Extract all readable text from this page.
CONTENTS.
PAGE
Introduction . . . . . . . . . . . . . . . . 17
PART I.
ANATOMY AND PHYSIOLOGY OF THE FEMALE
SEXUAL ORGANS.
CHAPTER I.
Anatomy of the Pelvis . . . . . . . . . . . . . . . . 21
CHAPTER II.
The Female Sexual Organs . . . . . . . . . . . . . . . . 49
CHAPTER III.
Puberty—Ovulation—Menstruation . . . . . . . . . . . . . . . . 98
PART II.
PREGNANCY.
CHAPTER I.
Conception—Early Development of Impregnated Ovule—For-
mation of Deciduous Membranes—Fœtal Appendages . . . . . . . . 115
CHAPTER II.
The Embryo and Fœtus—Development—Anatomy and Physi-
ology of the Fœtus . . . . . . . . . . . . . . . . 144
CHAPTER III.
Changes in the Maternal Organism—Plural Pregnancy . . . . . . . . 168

* **PROBLEM TO WORK ON**
Write out the full set of records exactly as given.

* **FULL OUTPUT**
Extract all readable text from this page.
CONTENTS.
PAGE
Introduction . . . . . . . . . . . . . . . . 17
PART I.
ANATOMY AND PHYSIOLOGY OF THE FEMALE
SEXUAL ORGANS.
CHAPTER I.
Anatomy of the Pelvis . . . . . . . . . . . . . . . . 21
CHAPTER II.
The Female Sexual Organs . . . . . . . . . . . . . . . . 49
CHAPTER III.
Puberty—Ovulation—Menstruation . . . . . . . . . . . . . . . . 98
PART II.
PREGNANCY.
CHAPTER I.
Conception—Early Development of Impregnated Ovule—For-
mation of Deciduous Membranes—Fœtal Appendages . . . . . . . . 115
CHAPTER II.
The Embryo and Fœtus—Development—Anatomy and Physi-
ology of the Fœtus . . . . . . . . . . . . . . . . 144
CHAPTER III.
Changes in the Maternal Organism—Plural Pregnancy . . . . . . . . 168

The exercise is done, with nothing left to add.